● Source passage
The Touch and Go War

Goldsworthy, Lieutenant Commander L V GC DSC GM RANVR · Jan 31, 1972 · Print This Page

Author
Goldsworthy, Lieutenant Commander L V GC DSC GM RANVR
Subjects
History - general
Tags
None noted.
RAN Ships
None noted.
Publication
January 1972 edition of the Naval Historical Review (all rights reserved)

The products of their successes accumulated in cupboards, on tables and temporary benches and sometimes overflowed onto the floor. Bomb fuses, detonators, boosters, clocks, tail caps and parachutes presented one chaotic jumble to the eyes of other Admiralty inmates.

Vernon claimed Mould and Syme who had already become a naval tradition. Their names became associated with Ouvry, Lewis and Glenny in the ‘if at all possible render safe‘ rules of the Enemy Mining Section.

This redoubtable team assisted in the recovery of every form of nastiness the enemy dropped, fired or floated onto the British Isles. Syme dived (illegally, in the most unsuitable gear) and Mould searched the mud and quicksands of the tidal flats for mines of every type.

Syme on one occasion dived for a mine near Spit Sand Fort in the approaches to Portsmouth. His gallery, and almost his cortege, was a group of US and Canadian ‘learner’ officers. He sighted his quarry at the end of a wearisome search but was forced to surface by the increasing ebb without having the opportunity for close examination. The mine exploded as his handlers were swinging him into the landing steps. ‘Jeez, is that what it’s like?‘ asked a mud splattered North American.

The Admiralty team was now in new quarters in Charing Cross Road and renamed the Land Incident Section. It had acquired power, prestige and much paraphernalia. Whole trains were available to the section at an hour’s notice to whisk personnel and equipment anywhere in the United Kingdom. Humbers, festooned with blue priority lights, magnetically operated bells and fitted with War Office number plates had replaced the left hand drive Fords. Tools were now really magnetic. A secret telephone was installed with a priority only second to Cabinet.

L15 was still mainly a disposal force. Outposts were established in Edinburgh, Glasgow, Liverpool, Leeds and Bristol and markedly reduced the time taken to arrive on site. New mines were reported to Vernon whose privilege it was to attempt recovery.

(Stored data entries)

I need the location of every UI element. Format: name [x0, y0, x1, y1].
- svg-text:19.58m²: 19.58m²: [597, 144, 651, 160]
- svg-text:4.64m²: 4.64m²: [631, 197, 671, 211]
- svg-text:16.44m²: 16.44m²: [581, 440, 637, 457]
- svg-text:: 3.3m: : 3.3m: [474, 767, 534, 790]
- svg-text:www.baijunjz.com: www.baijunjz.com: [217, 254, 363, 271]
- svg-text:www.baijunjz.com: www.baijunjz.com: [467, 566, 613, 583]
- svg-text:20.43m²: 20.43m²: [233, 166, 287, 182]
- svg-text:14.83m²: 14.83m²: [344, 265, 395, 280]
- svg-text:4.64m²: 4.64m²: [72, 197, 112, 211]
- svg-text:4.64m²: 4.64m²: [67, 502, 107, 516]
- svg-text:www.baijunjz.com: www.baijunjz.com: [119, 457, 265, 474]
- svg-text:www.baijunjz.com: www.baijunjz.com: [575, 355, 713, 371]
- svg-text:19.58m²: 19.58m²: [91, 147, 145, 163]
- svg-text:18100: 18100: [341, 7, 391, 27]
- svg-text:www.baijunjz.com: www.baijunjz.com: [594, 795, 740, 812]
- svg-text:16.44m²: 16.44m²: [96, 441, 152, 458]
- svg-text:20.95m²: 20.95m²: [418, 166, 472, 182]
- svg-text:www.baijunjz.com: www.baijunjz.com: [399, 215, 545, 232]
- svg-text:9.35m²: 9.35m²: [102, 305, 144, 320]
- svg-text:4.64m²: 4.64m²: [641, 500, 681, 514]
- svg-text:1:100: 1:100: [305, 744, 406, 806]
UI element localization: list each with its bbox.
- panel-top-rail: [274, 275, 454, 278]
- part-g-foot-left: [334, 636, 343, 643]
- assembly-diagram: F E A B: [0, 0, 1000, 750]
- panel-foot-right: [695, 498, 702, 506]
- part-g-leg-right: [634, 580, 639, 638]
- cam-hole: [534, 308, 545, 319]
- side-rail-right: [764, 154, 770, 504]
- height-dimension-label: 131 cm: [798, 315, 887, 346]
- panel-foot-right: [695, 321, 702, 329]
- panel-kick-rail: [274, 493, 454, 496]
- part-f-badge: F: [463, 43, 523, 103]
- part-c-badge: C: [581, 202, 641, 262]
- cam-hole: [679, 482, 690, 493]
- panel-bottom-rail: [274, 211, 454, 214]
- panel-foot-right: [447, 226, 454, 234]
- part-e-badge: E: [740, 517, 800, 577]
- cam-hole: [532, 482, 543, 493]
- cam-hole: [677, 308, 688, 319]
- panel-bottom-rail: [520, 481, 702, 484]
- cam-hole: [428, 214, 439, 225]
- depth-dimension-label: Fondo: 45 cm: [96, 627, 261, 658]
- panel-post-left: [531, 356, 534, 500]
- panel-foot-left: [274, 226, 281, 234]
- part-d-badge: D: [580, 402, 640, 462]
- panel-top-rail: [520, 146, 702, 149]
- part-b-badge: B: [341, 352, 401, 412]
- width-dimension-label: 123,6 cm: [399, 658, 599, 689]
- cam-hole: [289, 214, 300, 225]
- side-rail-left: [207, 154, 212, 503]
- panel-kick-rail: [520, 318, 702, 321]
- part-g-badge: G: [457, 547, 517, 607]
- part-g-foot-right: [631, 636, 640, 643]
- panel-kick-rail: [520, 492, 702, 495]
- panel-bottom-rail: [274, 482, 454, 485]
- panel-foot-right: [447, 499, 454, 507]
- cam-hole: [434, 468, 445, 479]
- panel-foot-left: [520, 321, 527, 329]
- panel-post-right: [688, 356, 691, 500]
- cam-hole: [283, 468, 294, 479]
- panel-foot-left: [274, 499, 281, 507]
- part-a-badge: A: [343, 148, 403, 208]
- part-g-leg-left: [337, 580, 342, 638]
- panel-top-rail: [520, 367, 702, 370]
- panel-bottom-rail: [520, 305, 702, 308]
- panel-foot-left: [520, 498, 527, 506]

● Your tasks
A. According to the passage on the Touch and Go War, where did Syme dive for a mine on one occasion?
B. Swap every occurrence of "www.baijunjz.com" for "watermark" in the records, from the first line of the records through the line containing "- svg-text:1:100: 1:100: [305, 744, 406, 806]", and output only those lines with everything else unchanged.

● Task responses
A. Near Spit Sand Fort in the approaches to Portsmouth.

B.
I need the location of every UI element. Format: name [x0, y0, x1, y1].
- svg-text:19.58m²: 19.58m²: [597, 144, 651, 160]
- svg-text:4.64m²: 4.64m²: [631, 197, 671, 211]
- svg-text:16.44m²: 16.44m²: [581, 440, 637, 457]
- svg-text:: 3.3m: : 3.3m: [474, 767, 534, 790]
- svg-text:watermark: watermark: [217, 254, 363, 271]
- svg-text:watermark: watermark: [467, 566, 613, 583]
- svg-text:20.43m²: 20.43m²: [233, 166, 287, 182]
- svg-text:14.83m²: 14.83m²: [344, 265, 395, 280]
- svg-text:4.64m²: 4.64m²: [72, 197, 112, 211]
- svg-text:4.64m²: 4.64m²: [67, 502, 107, 516]
- svg-text:watermark: watermark: [119, 457, 265, 474]
- svg-text:watermark: watermark: [575, 355, 713, 371]
- svg-text:19.58m²: 19.58m²: [91, 147, 145, 163]
- svg-text:18100: 18100: [341, 7, 391, 27]
- svg-text:watermark: watermark: [594, 795, 740, 812]
- svg-text:16.44m²: 16.44m²: [96, 441, 152, 458]
- svg-text:20.95m²: 20.95m²: [418, 166, 472, 182]
- svg-text:watermark: watermark: [399, 215, 545, 232]
- svg-text:9.35m²: 9.35m²: [102, 305, 144, 320]
- svg-text:4.64m²: 4.64m²: [641, 500, 681, 514]
- svg-text:1:100: 1:100: [305, 744, 406, 806]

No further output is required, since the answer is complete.